Records contained in a dataset:
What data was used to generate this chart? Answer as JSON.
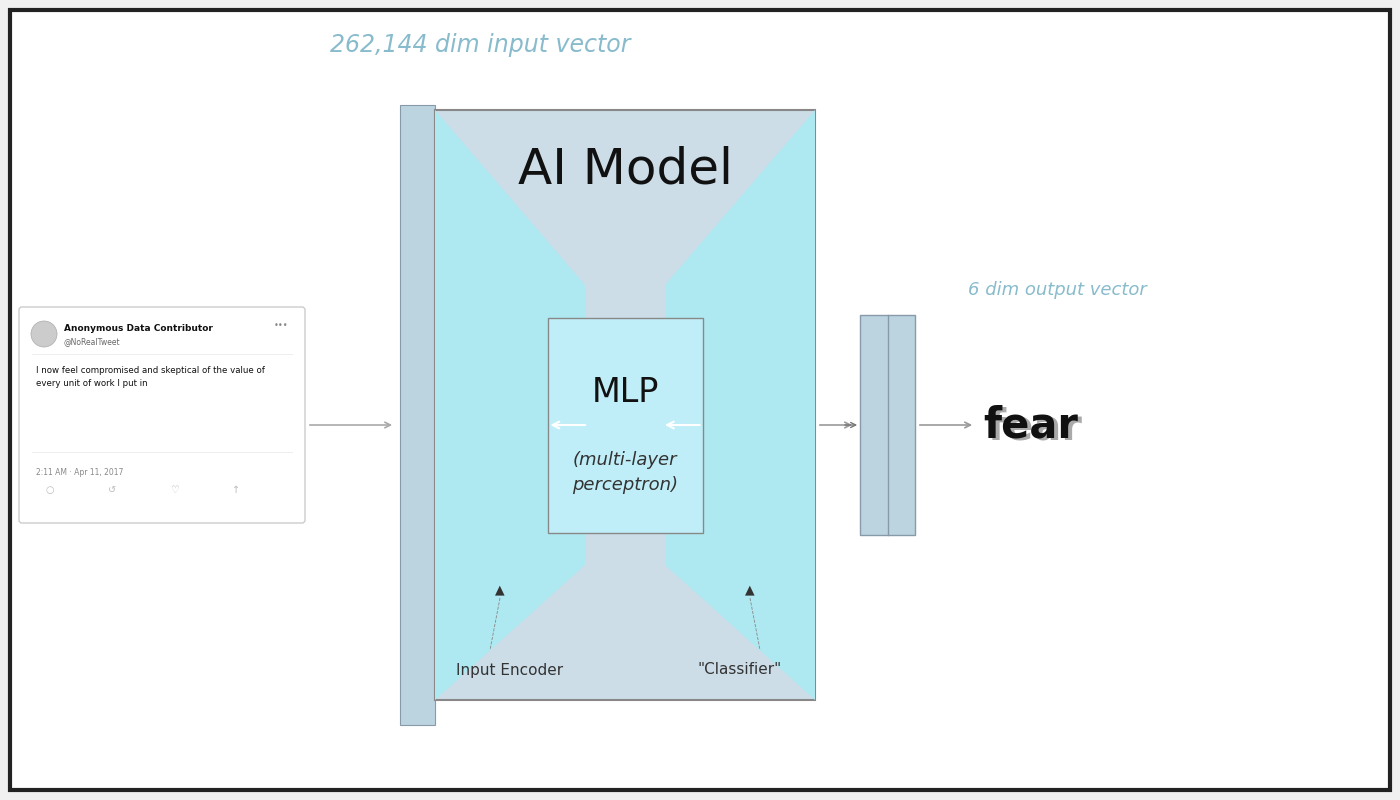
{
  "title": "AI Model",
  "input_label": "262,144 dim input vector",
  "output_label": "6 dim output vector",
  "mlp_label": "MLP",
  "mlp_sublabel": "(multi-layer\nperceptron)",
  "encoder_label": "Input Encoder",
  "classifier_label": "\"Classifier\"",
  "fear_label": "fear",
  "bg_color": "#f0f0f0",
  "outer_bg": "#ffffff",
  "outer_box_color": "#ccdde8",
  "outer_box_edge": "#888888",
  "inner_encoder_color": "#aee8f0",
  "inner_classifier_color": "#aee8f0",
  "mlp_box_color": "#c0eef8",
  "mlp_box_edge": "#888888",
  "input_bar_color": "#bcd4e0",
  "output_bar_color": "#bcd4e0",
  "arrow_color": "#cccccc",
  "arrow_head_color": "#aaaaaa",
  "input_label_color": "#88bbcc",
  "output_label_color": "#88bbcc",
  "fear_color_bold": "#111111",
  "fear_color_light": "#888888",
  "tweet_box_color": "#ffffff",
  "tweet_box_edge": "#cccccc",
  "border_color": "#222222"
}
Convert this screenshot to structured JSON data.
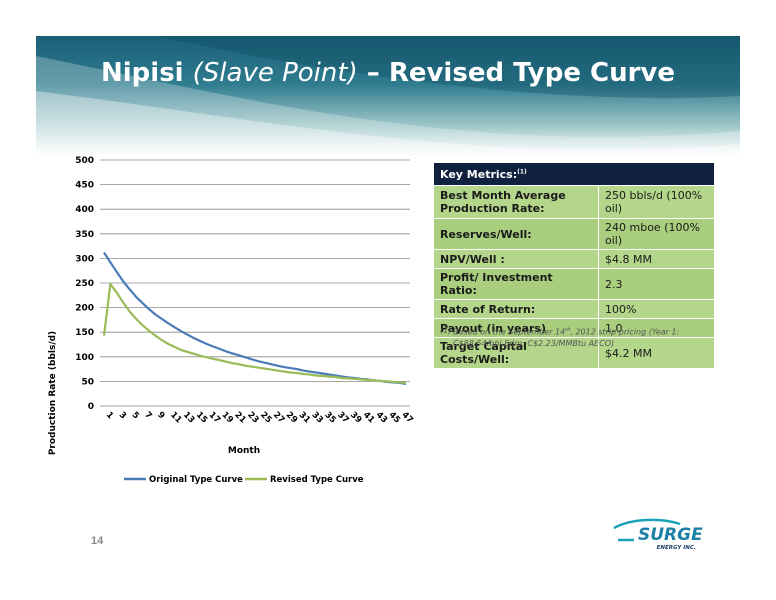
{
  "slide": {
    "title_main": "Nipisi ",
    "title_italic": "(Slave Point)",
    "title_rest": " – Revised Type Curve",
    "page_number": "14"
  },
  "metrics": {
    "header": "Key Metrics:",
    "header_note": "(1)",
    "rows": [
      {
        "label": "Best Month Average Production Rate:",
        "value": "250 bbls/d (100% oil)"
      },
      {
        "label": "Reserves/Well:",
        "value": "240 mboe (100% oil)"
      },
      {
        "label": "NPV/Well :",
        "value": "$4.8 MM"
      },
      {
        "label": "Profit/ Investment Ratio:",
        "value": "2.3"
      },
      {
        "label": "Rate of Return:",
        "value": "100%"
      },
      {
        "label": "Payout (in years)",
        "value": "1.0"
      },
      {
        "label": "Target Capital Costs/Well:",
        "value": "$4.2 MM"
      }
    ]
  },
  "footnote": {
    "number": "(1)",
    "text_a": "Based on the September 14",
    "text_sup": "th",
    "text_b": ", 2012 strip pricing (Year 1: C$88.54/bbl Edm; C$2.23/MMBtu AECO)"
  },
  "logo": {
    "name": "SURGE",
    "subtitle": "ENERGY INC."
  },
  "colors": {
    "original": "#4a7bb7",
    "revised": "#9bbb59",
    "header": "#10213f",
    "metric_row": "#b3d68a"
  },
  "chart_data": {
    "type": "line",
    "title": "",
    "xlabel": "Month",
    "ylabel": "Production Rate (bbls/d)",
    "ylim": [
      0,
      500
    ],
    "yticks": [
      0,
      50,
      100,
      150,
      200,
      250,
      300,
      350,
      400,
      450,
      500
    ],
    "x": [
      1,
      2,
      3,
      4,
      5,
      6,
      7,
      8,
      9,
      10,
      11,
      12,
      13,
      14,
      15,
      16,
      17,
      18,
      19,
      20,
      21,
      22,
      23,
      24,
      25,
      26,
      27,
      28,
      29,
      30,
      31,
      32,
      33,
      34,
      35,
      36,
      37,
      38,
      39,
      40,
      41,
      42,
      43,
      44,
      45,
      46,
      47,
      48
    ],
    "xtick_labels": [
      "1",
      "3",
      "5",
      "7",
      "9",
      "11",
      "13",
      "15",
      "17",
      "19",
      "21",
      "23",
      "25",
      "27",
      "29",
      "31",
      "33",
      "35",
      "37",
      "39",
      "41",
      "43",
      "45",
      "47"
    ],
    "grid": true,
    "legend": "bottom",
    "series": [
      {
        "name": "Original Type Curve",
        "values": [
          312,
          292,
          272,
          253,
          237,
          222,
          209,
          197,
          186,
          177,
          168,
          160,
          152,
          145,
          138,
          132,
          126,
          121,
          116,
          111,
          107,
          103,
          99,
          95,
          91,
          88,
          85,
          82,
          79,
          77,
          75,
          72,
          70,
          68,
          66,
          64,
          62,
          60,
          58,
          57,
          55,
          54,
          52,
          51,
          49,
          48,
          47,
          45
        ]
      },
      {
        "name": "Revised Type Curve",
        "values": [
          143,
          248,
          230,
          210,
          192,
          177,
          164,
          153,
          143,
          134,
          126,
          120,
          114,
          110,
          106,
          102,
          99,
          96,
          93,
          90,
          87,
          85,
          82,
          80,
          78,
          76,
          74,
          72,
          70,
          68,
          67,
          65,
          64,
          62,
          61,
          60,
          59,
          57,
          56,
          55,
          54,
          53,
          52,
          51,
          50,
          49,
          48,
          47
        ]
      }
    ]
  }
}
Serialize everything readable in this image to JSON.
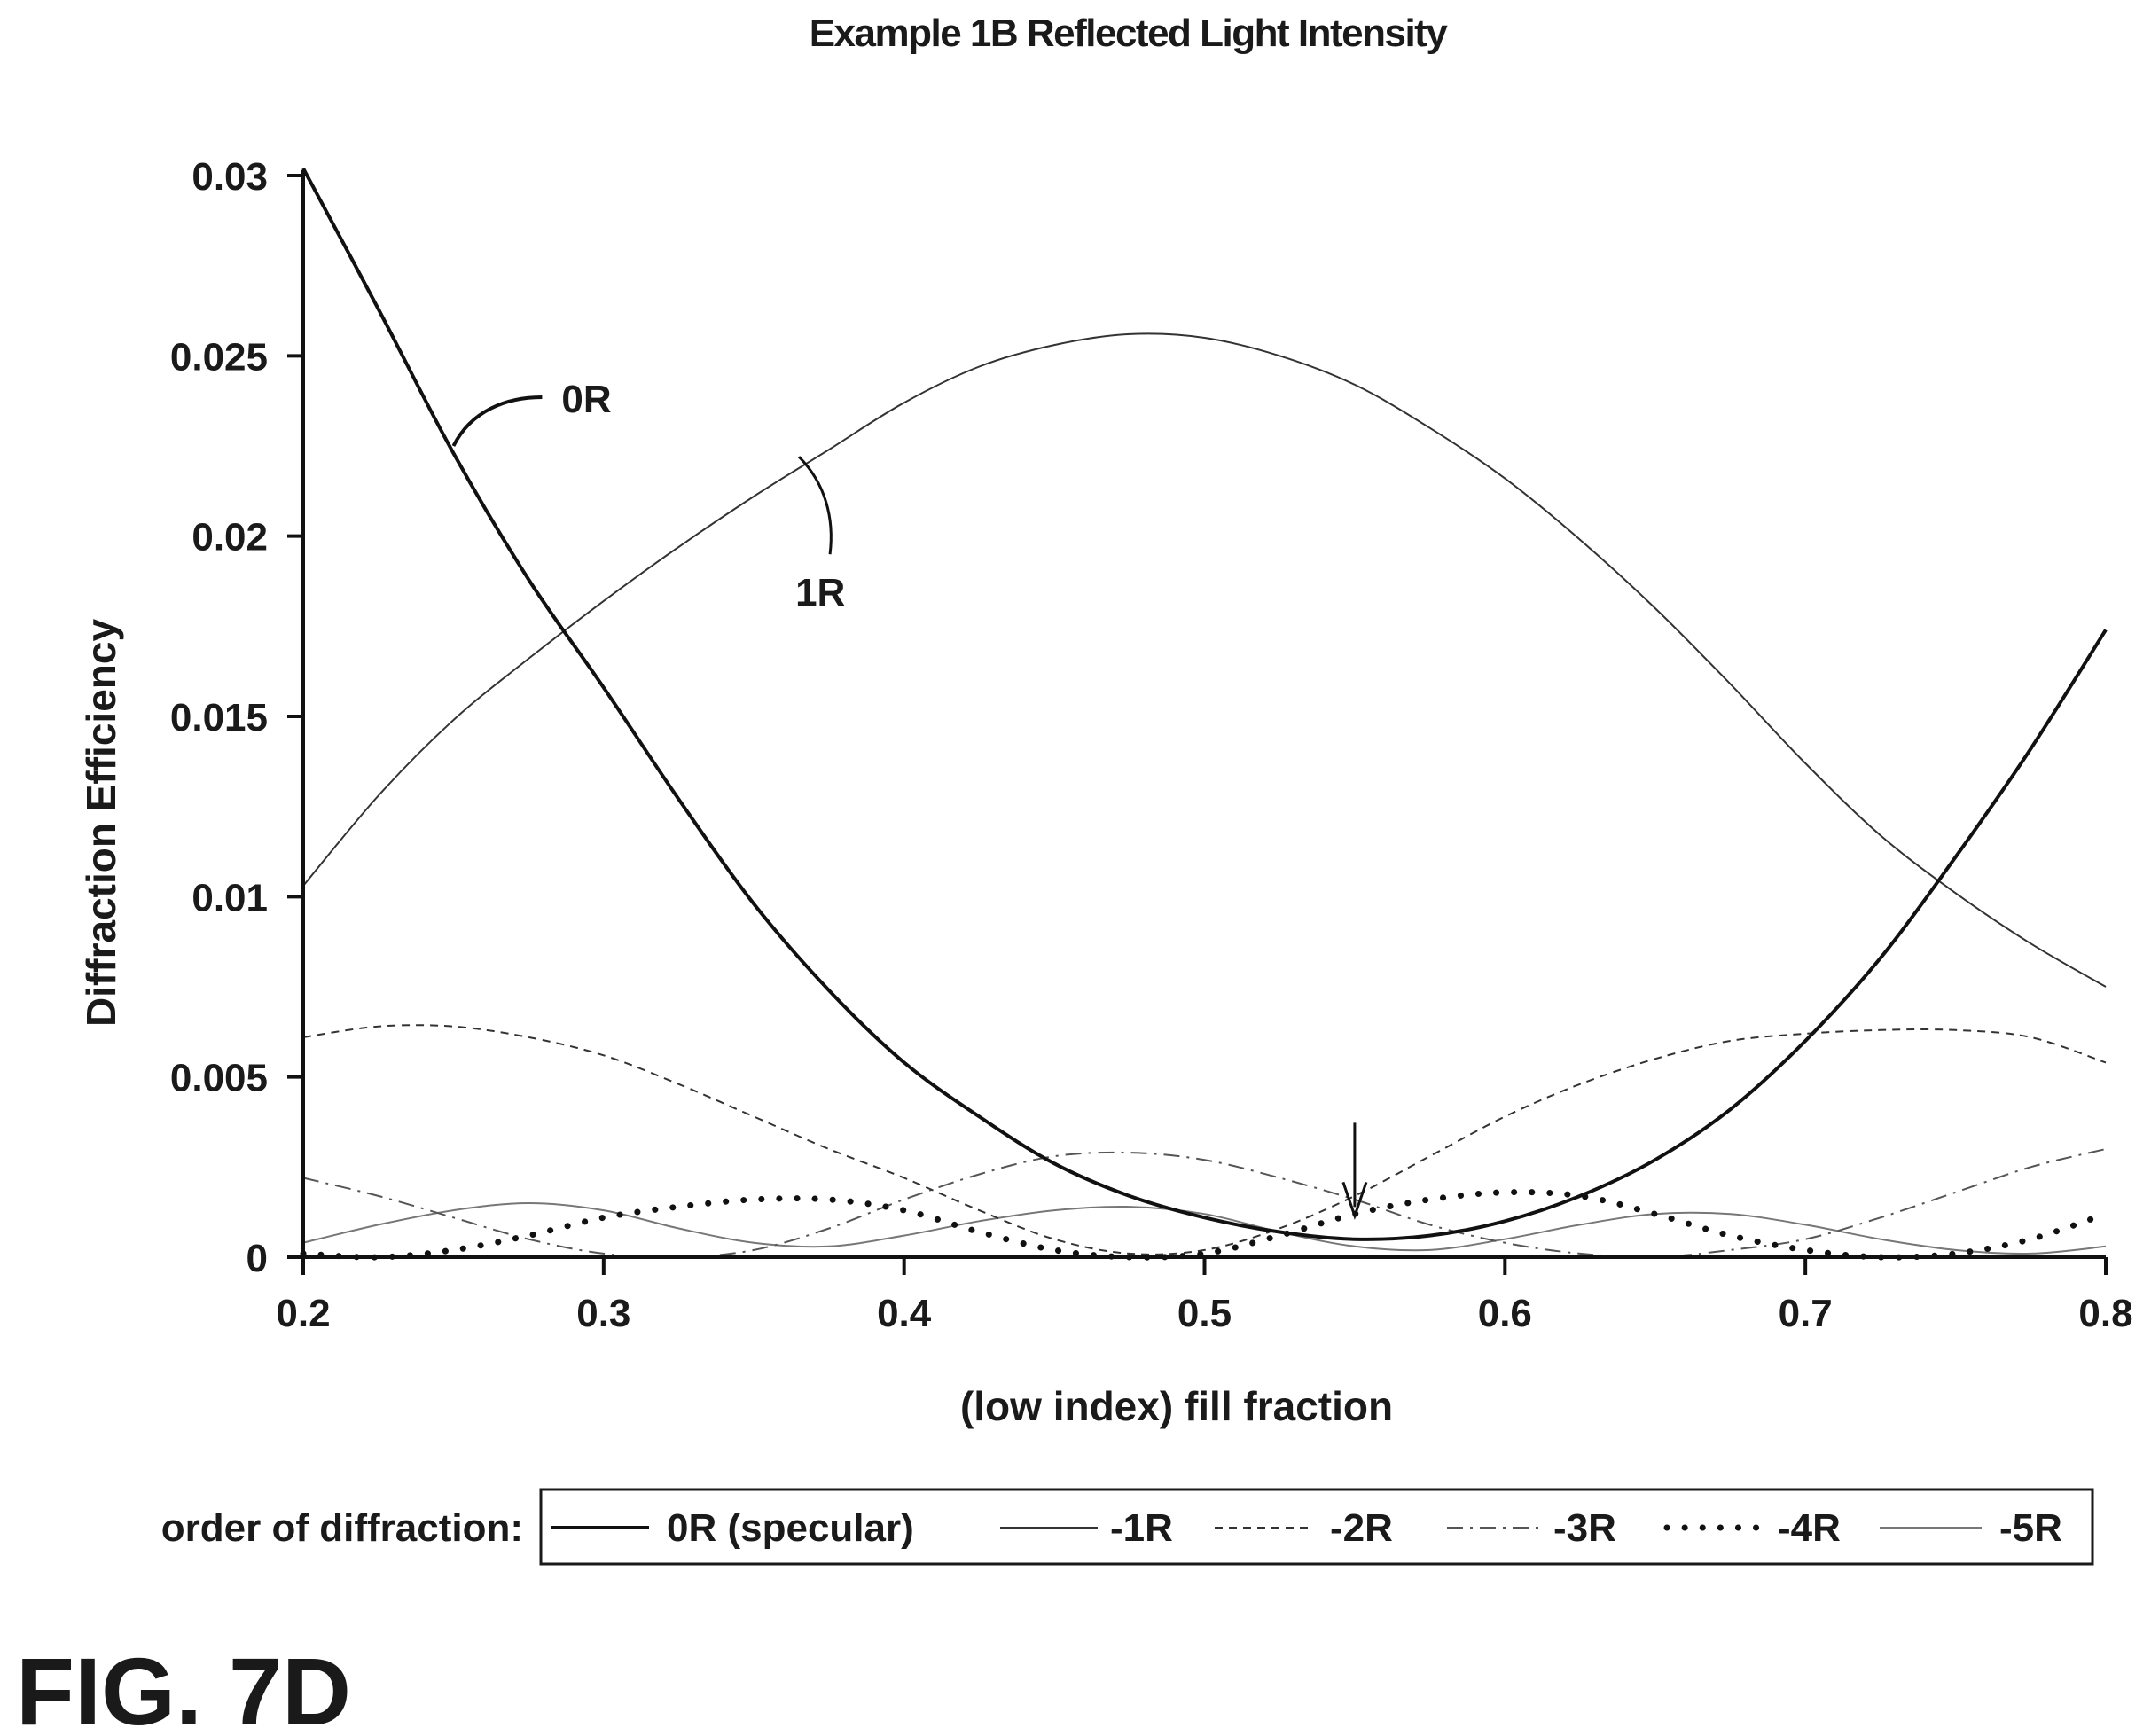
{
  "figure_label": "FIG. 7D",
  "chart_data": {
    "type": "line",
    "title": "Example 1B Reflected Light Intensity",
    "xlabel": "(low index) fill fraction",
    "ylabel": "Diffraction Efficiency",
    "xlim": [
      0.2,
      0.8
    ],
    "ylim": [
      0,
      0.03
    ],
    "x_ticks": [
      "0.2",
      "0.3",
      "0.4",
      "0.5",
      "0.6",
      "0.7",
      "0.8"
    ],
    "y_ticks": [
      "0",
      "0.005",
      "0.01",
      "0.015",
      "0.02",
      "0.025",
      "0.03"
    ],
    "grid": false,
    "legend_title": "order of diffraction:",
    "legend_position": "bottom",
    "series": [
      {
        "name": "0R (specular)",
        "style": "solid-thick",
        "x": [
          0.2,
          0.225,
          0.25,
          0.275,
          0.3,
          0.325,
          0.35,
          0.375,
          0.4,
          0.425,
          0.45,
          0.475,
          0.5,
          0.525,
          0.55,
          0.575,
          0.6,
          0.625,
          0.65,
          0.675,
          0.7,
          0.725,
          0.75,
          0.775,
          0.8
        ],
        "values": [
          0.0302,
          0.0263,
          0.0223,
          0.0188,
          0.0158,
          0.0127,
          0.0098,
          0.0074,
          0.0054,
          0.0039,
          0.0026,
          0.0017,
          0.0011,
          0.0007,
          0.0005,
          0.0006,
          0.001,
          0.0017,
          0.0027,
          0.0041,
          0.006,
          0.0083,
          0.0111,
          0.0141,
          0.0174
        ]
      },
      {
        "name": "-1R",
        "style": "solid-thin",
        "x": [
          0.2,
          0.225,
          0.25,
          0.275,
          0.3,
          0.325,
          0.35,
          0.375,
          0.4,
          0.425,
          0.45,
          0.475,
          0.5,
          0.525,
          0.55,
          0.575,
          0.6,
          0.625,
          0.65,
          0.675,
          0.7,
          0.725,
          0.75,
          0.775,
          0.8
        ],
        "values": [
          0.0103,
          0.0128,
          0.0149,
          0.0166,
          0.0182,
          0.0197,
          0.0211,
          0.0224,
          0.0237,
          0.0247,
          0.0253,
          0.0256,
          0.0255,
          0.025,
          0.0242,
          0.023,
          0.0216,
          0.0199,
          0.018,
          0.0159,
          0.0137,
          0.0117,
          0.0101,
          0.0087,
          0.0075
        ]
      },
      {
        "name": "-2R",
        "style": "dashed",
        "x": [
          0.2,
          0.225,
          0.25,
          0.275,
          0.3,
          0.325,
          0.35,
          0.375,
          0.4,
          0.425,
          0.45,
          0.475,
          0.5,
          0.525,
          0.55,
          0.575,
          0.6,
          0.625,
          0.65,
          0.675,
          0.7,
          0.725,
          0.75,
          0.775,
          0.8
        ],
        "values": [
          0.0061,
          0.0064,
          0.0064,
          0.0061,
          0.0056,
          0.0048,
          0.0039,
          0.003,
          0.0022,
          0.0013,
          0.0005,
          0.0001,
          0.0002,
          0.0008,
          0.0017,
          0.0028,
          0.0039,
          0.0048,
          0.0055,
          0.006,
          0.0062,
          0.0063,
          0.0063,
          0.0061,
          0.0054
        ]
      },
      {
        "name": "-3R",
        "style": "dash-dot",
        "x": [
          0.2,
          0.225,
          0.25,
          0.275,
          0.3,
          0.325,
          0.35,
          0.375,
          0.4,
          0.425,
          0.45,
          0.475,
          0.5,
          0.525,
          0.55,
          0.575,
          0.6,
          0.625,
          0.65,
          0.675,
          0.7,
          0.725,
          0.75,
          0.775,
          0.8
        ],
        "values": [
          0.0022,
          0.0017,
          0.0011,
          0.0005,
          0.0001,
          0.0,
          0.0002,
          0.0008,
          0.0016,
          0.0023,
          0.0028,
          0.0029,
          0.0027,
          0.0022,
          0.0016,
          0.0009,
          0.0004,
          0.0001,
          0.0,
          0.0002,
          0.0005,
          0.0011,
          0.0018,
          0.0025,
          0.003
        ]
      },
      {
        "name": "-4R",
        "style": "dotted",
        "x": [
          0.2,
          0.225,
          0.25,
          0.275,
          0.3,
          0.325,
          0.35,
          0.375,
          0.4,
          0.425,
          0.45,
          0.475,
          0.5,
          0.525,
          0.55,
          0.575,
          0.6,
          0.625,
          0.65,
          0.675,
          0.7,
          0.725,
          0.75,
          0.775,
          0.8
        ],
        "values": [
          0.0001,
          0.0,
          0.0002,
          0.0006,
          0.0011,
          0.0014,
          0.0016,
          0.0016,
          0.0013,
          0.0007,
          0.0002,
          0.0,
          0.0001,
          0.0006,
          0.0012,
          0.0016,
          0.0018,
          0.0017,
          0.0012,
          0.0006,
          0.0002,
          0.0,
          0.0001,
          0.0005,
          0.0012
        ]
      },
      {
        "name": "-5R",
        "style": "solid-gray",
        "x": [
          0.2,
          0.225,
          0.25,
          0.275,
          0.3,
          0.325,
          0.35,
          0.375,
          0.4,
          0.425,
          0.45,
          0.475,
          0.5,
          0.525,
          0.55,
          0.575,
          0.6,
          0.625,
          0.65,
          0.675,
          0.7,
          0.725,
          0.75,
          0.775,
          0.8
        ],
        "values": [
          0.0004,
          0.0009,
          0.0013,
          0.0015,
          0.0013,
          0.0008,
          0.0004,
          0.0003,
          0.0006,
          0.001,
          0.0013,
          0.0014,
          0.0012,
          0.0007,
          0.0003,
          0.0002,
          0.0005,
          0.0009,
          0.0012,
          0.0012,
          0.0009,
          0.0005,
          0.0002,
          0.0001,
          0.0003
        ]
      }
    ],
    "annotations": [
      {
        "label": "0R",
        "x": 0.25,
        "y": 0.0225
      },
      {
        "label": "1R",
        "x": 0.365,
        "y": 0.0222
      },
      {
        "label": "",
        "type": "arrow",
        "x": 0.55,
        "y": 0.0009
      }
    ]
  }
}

__Problem statement__
Your task is to collect every line above that contains the word "bottom".

__Answer to the exercise__
    "legend": "bottom",
    "legend_position": "bottom",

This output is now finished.